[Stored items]
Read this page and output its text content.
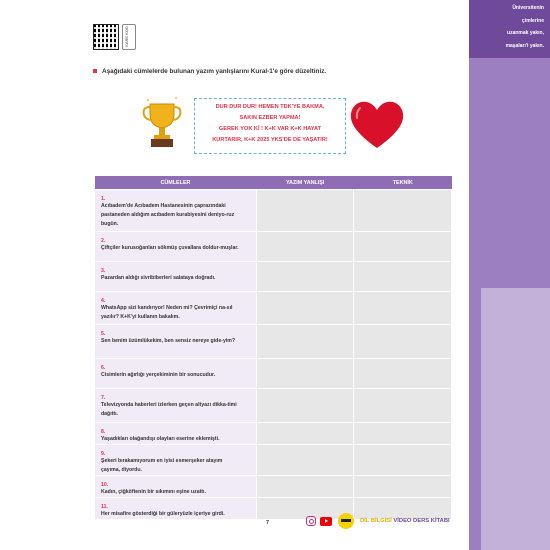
Üniversitenin
çimlerine
uzanmak yakın,
maşaları'i yakın.
KARE KOD
Aşağıdaki cümlelerde bulunan yazım yanlışlarını Kural-1'e göre düzeltiniz.

DUR DUR DUR! HEMEN TDK'YE BAKMA,

SAKIN EZBER YAPMA!

GEREK YOK Kİ ! K+K VAR K+K HAYAT

KURTARIR, K+K 2025 YKS'DE DE YAŞATIR!

CÜMLELER	YAZIM YANLIŞI	TEKNİK
1.Acıbadem'de Acıbadem Hastanesinin çaprazındaki pastaneden aldığım acıbadem kurabiyesini deniyo-ruz bugün.		
2.Çiftçiler kurusoğanları sökmüş çuvallara doldur-muşlar.		
3.Pazardan aldığı sivribiberleri salataya doğradı.		
4.WhatsApp sizi kandırıyor! Neden mi? Çevrimiçi na-sıl yazılır? K+K'yi kullanın bakalım.		
5.Sen benim üzümlükekim, ben sensiz nereye gide-yim?		
6.Cisimlerin ağırlığı yerçekiminin bir sonucudur.		
7.Televizyonda haberleri izlerken geçen altyazı dikka-timi dağıttı.		
8.Yaşadıkları olağandışı olayları eserine eklemişti.		
9.Şekeri bırakamıyorum en iyisi esmerşeker atayım çayıma, diyordu.		
10.Kadın, çiğköftenin bir sıkımını eşine uzattı.		
11.Her misafire gösterdiği bir güleryüzle içeriye girdi.		
7	DİL BİLGİSİ VİDEO DERS KİTABI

### Task details
Reproduce the material above verbatim; omit every picture.

### Completed exercise
Read this page and output its text content.
Üniversitenin
çimlerine
uzanmak yakın,
maşaları'i yakın.
KARE KOD
Aşağıdaki cümlelerde bulunan yazım yanlışlarını Kural-1'e göre düzeltiniz.

DUR DUR DUR! HEMEN TDK'YE BAKMA,

SAKIN EZBER YAPMA!

GEREK YOK Kİ ! K+K VAR K+K HAYAT

KURTARIR, K+K 2025 YKS'DE DE YAŞATIR!

CÜMLELER	YAZIM YANLIŞI	TEKNİK
1.Acıbadem'de Acıbadem Hastanesinin çaprazındaki pastaneden aldığım acıbadem kurabiyesini deniyo-ruz bugün.		
2.Çiftçiler kurusoğanları sökmüş çuvallara doldur-muşlar.		
3.Pazardan aldığı sivribiberleri salataya doğradı.		
4.WhatsApp sizi kandırıyor! Neden mi? Çevrimiçi na-sıl yazılır? K+K'yi kullanın bakalım.		
5.Sen benim üzümlükekim, ben sensiz nereye gide-yim?		
6.Cisimlerin ağırlığı yerçekiminin bir sonucudur.		
7.Televizyonda haberleri izlerken geçen altyazı dikka-timi dağıttı.		
8.Yaşadıkları olağandışı olayları eserine eklemişti.		
9.Şekeri bırakamıyorum en iyisi esmerşeker atayım çayıma, diyordu.		
10.Kadın, çiğköftenin bir sıkımını eşine uzattı.		
11.Her misafire gösterdiği bir güleryüzle içeriye girdi.		
7	DİL BİLGİSİ VİDEO DERS KİTABI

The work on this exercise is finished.